## begin
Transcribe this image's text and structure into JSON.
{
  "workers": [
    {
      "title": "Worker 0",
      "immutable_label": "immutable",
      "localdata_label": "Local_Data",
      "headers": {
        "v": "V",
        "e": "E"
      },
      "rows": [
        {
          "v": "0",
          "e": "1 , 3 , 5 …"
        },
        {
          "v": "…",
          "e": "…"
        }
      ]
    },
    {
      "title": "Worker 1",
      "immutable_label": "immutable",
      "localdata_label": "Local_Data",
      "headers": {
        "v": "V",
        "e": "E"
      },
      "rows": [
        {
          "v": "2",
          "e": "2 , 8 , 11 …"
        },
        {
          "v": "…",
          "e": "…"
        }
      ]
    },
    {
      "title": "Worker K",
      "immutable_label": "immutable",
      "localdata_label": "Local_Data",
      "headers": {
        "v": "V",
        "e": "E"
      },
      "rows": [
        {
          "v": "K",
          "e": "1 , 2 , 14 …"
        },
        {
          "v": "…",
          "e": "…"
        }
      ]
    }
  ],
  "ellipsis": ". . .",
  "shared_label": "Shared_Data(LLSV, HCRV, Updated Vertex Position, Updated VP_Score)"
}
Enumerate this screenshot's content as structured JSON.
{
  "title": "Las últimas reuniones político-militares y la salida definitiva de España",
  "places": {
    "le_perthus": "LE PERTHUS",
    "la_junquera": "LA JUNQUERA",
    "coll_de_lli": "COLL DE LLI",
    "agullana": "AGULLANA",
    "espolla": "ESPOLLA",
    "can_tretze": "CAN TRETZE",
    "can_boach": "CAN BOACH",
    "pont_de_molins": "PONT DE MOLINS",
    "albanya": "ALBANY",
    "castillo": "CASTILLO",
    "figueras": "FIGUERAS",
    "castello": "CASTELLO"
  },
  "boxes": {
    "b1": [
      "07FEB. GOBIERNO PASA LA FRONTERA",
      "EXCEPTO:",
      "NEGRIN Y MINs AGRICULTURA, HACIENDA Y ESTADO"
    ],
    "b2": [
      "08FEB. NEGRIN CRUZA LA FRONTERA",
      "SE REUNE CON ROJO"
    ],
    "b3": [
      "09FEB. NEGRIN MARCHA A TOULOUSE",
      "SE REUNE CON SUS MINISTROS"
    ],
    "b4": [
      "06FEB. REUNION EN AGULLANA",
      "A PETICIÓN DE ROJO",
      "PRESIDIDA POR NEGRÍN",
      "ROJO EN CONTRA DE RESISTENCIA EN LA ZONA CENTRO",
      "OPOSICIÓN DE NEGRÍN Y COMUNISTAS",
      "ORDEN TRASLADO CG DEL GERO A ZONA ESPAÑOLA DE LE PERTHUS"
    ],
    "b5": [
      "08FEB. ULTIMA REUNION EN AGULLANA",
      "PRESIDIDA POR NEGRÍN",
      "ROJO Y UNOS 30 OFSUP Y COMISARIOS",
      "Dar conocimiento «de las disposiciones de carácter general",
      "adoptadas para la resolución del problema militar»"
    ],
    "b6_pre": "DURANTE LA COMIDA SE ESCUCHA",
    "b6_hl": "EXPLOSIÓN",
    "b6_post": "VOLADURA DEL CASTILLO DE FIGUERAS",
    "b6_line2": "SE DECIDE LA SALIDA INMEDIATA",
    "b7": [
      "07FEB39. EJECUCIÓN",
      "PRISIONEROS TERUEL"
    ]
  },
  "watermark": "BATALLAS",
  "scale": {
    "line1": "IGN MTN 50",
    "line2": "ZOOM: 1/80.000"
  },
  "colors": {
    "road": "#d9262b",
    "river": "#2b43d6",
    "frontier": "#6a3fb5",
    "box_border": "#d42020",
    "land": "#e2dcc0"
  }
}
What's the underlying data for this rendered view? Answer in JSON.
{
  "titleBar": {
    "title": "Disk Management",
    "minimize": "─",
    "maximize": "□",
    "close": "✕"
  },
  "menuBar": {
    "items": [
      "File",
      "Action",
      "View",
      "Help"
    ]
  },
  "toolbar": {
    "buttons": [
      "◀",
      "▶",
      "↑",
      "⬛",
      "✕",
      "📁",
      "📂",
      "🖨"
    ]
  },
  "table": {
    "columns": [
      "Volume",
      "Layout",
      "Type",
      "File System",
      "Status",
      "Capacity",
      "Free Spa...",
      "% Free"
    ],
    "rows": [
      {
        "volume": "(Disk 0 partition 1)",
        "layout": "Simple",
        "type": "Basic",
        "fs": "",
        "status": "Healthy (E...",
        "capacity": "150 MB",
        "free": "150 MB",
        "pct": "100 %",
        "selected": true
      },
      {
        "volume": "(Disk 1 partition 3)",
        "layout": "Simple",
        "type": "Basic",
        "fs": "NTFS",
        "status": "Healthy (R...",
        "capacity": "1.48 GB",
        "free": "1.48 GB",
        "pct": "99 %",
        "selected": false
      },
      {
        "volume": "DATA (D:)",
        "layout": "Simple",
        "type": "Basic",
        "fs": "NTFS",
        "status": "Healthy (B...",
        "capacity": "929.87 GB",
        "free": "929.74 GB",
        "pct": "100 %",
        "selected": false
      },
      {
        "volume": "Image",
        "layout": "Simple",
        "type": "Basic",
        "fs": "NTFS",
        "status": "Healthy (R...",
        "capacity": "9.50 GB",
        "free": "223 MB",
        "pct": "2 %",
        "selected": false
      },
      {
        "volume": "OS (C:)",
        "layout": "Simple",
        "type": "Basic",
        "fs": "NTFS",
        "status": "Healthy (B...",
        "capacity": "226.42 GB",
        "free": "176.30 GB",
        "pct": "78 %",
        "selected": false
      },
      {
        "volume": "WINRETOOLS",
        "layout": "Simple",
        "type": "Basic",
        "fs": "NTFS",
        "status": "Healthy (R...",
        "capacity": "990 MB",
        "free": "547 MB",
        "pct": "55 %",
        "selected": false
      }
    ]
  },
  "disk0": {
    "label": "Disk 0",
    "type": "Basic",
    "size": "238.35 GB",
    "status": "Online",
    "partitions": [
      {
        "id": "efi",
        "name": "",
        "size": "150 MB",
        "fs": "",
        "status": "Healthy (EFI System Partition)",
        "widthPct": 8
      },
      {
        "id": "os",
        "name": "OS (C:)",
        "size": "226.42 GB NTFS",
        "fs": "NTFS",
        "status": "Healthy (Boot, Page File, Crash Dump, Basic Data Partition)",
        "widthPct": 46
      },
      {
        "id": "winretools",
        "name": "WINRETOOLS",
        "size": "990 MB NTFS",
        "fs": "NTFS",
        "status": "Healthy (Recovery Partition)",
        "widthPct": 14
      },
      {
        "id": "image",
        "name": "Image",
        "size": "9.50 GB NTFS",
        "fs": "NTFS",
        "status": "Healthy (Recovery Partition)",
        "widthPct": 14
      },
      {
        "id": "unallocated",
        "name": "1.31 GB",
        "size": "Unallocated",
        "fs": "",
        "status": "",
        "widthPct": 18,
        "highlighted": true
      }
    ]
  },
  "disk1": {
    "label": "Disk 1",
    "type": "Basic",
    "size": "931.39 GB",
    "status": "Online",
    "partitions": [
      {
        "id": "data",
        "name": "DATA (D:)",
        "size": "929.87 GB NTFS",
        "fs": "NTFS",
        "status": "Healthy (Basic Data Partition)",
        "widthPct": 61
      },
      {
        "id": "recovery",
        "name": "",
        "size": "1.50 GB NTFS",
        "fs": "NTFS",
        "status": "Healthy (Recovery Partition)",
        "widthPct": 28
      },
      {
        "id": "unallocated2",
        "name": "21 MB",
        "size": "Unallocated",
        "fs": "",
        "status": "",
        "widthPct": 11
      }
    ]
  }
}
## end
> _Written instruction_: Transcribe every entry exactly, omitting nothing.

> _The completed task_:
Transcribe this image's text and structure into JSON.
{
  "workers": [
    {
      "title": "Worker 0",
      "immutable_label": "immutable",
      "localdata_label": "Local_Data",
      "headers": {
        "v": "V",
        "e": "E"
      },
      "rows": [
        {
          "v": "0",
          "e": "1 , 3 , 5 …"
        },
        {
          "v": "…",
          "e": "…"
        }
      ]
    },
    {
      "title": "Worker 1",
      "immutable_label": "immutable",
      "localdata_label": "Local_Data",
      "headers": {
        "v": "V",
        "e": "E"
      },
      "rows": [
        {
          "v": "2",
          "e": "2 , 8 , 11 …"
        },
        {
          "v": "…",
          "e": "…"
        }
      ]
    },
    {
      "title": "Worker K",
      "immutable_label": "immutable",
      "localdata_label": "Local_Data",
      "headers": {
        "v": "V",
        "e": "E"
      },
      "rows": [
        {
          "v": "K",
          "e": "1 , 2 , 14 …"
        },
        {
          "v": "…",
          "e": "…"
        }
      ]
    }
  ],
  "ellipsis": ". . .",
  "shared_label": "Shared_Data(LLSV, HCRV, Updated Vertex Position, Updated VP_Score)"
}
Enumerate this screenshot's content as structured JSON.
{
  "title": "Las últimas reuniones político-militares y la salida definitiva de España",
  "places": {
    "le_perthus": "LE PERTHUS",
    "la_junquera": "LA JUNQUERA",
    "coll_de_lli": "COLL DE LLI",
    "agullana": "AGULLANA",
    "espolla": "ESPOLLA",
    "can_tretze": "CAN TRETZE",
    "can_boach": "CAN BOACH",
    "pont_de_molins": "PONT DE MOLINS",
    "albanya": "ALBANY",
    "castillo": "CASTILLO",
    "figueras": "FIGUERAS",
    "castello": "CASTELLO"
  },
  "boxes": {
    "b1": [
      "07FEB. GOBIERNO PASA LA FRONTERA",
      "EXCEPTO:",
      "NEGRIN Y MINs AGRICULTURA, HACIENDA Y ESTADO"
    ],
    "b2": [
      "08FEB. NEGRIN CRUZA LA FRONTERA",
      "SE REUNE CON ROJO"
    ],
    "b3": [
      "09FEB. NEGRIN MARCHA A TOULOUSE",
      "SE REUNE CON SUS MINISTROS"
    ],
    "b4": [
      "06FEB. REUNION EN AGULLANA",
      "A PETICIÓN DE ROJO",
      "PRESIDIDA POR NEGRÍN",
      "ROJO EN CONTRA DE RESISTENCIA EN LA ZONA CENTRO",
      "OPOSICIÓN DE NEGRÍN Y COMUNISTAS",
      "ORDEN TRASLADO CG DEL GERO A ZONA ESPAÑOLA DE LE PERTHUS"
    ],
    "b5": [
      "08FEB. ULTIMA REUNION EN AGULLANA",
      "PRESIDIDA POR NEGRÍN",
      "ROJO Y UNOS 30 OFSUP Y COMISARIOS",
      "Dar conocimiento «de las disposiciones de carácter general",
      "adoptadas para la resolución del problema militar»"
    ],
    "b6_pre": "DURANTE LA COMIDA SE ESCUCHA",
    "b6_hl": "EXPLOSIÓN",
    "b6_post": "VOLADURA DEL CASTILLO DE FIGUERAS",
    "b6_line2": "SE DECIDE LA SALIDA INMEDIATA",
    "b7": [
      "07FEB39. EJECUCIÓN",
      "PRISIONEROS TERUEL"
    ]
  },
  "watermark": "BATALLAS",
  "scale": {
    "line1": "IGN MTN 50",
    "line2": "ZOOM: 1/80.000"
  },
  "colors": {
    "road": "#d9262b",
    "river": "#2b43d6",
    "frontier": "#6a3fb5",
    "box_border": "#d42020",
    "land": "#e2dcc0"
  }
}
What's the underlying data for this rendered view? Answer in JSON.
{
  "titleBar": {
    "title": "Disk Management",
    "minimize": "─",
    "maximize": "□",
    "close": "✕"
  },
  "menuBar": {
    "items": [
      "File",
      "Action",
      "View",
      "Help"
    ]
  },
  "toolbar": {
    "buttons": [
      "◀",
      "▶",
      "↑",
      "⬛",
      "✕",
      "📁",
      "📂",
      "🖨"
    ]
  },
  "table": {
    "columns": [
      "Volume",
      "Layout",
      "Type",
      "File System",
      "Status",
      "Capacity",
      "Free Spa...",
      "% Free"
    ],
    "rows": [
      {
        "volume": "(Disk 0 partition 1)",
        "layout": "Simple",
        "type": "Basic",
        "fs": "",
        "status": "Healthy (E...",
        "capacity": "150 MB",
        "free": "150 MB",
        "pct": "100 %",
        "selected": true
      },
      {
        "volume": "(Disk 1 partition 3)",
        "layout": "Simple",
        "type": "Basic",
        "fs": "NTFS",
        "status": "Healthy (R...",
        "capacity": "1.48 GB",
        "free": "1.48 GB",
        "pct": "99 %",
        "selected": false
      },
      {
        "volume": "DATA (D:)",
        "layout": "Simple",
        "type": "Basic",
        "fs": "NTFS",
        "status": "Healthy (B...",
        "capacity": "929.87 GB",
        "free": "929.74 GB",
        "pct": "100 %",
        "selected": false
      },
      {
        "volume": "Image",
        "layout": "Simple",
        "type": "Basic",
        "fs": "NTFS",
        "status": "Healthy (R...",
        "capacity": "9.50 GB",
        "free": "223 MB",
        "pct": "2 %",
        "selected": false
      },
      {
        "volume": "OS (C:)",
        "layout": "Simple",
        "type": "Basic",
        "fs": "NTFS",
        "status": "Healthy (B...",
        "capacity": "226.42 GB",
        "free": "176.30 GB",
        "pct": "78 %",
        "selected": false
      },
      {
        "volume": "WINRETOOLS",
        "layout": "Simple",
        "type": "Basic",
        "fs": "NTFS",
        "status": "Healthy (R...",
        "capacity": "990 MB",
        "free": "547 MB",
        "pct": "55 %",
        "selected": false
      }
    ]
  },
  "disk0": {
    "label": "Disk 0",
    "type": "Basic",
    "size": "238.35 GB",
    "status": "Online",
    "partitions": [
      {
        "id": "efi",
        "name": "",
        "size": "150 MB",
        "fs": "",
        "status": "Healthy (EFI System Partition)",
        "widthPct": 8
      },
      {
        "id": "os",
        "name": "OS (C:)",
        "size": "226.42 GB NTFS",
        "fs": "NTFS",
        "status": "Healthy (Boot, Page File, Crash Dump, Basic Data Partition)",
        "widthPct": 46
      },
      {
        "id": "winretools",
        "name": "WINRETOOLS",
        "size": "990 MB NTFS",
        "fs": "NTFS",
        "status": "Healthy (Recovery Partition)",
        "widthPct": 14
      },
      {
        "id": "image",
        "name": "Image",
        "size": "9.50 GB NTFS",
        "fs": "NTFS",
        "status": "Healthy (Recovery Partition)",
        "widthPct": 14
      },
      {
        "id": "unallocated",
        "name": "1.31 GB",
        "size": "Unallocated",
        "fs": "",
        "status": "",
        "widthPct": 18,
        "highlighted": true
      }
    ]
  },
  "disk1": {
    "label": "Disk 1",
    "type": "Basic",
    "size": "931.39 GB",
    "status": "Online",
    "partitions": [
      {
        "id": "data",
        "name": "DATA (D:)",
        "size": "929.87 GB NTFS",
        "fs": "NTFS",
        "status": "Healthy (Basic Data Partition)",
        "widthPct": 61
      },
      {
        "id": "recovery",
        "name": "",
        "size": "1.50 GB NTFS",
        "fs": "NTFS",
        "status": "Healthy (Recovery Partition)",
        "widthPct": 28
      },
      {
        "id": "unallocated2",
        "name": "21 MB",
        "size": "Unallocated",
        "fs": "",
        "status": "",
        "widthPct": 11
      }
    ]
  }
}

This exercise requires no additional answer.